-- Begin --

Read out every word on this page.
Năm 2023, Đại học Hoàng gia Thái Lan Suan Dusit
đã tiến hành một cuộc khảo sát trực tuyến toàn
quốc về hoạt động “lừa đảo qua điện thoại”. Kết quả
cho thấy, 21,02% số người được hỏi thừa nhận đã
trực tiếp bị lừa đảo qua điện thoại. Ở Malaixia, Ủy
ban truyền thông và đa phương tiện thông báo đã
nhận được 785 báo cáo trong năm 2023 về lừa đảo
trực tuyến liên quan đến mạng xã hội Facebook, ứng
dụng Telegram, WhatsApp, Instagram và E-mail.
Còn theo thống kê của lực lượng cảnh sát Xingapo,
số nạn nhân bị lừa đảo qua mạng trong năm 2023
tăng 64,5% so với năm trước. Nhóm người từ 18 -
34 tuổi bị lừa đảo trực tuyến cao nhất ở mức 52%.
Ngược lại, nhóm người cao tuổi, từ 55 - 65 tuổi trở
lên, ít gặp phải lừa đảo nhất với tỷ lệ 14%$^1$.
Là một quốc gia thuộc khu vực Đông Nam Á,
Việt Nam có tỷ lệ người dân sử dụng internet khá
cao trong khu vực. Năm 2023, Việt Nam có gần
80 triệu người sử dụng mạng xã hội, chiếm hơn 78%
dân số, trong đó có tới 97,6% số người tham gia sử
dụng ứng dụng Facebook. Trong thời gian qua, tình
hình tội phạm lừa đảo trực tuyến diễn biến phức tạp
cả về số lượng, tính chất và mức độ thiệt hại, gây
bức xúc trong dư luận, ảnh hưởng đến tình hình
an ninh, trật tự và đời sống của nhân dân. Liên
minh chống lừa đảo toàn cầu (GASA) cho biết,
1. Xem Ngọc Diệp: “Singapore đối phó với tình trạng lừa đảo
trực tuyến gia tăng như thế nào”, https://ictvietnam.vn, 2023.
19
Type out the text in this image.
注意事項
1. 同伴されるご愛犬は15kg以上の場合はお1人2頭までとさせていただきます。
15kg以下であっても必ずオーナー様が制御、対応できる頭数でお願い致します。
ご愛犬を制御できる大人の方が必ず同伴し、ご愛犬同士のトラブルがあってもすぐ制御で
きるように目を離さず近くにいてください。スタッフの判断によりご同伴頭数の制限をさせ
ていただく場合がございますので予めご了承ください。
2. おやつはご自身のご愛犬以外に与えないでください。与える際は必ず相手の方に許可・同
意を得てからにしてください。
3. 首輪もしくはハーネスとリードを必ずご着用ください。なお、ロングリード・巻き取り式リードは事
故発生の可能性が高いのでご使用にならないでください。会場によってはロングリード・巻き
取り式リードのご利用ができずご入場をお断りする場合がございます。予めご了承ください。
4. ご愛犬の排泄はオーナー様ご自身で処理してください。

-- End --

Nothing but the lines from the line with "Type out the text in this image." to the last line of the listing above should appear; please retype them exactly, both ends included.

= SOLUTION TO THE PROBLEM =
Type out the text in this image.
注意事項
1. 同伴されるご愛犬は15kg以上の場合はお1人2頭までとさせていただきます。
15kg以下であっても必ずオーナー様が制御、対応できる頭数でお願い致します。
ご愛犬を制御できる大人の方が必ず同伴し、ご愛犬同士のトラブルがあってもすぐ制御で
きるように目を離さず近くにいてください。スタッフの判断によりご同伴頭数の制限をさせ
ていただく場合がございますので予めご了承ください。
2. おやつはご自身のご愛犬以外に与えないでください。与える際は必ず相手の方に許可・同
意を得てからにしてください。
3. 首輪もしくはハーネスとリードを必ずご着用ください。なお、ロングリード・巻き取り式リードは事
故発生の可能性が高いのでご使用にならないでください。会場によってはロングリード・巻き
取り式リードのご利用ができずご入場をお断りする場合がございます。予めご了承ください。
4. ご愛犬の排泄はオーナー様ご自身で処理してください。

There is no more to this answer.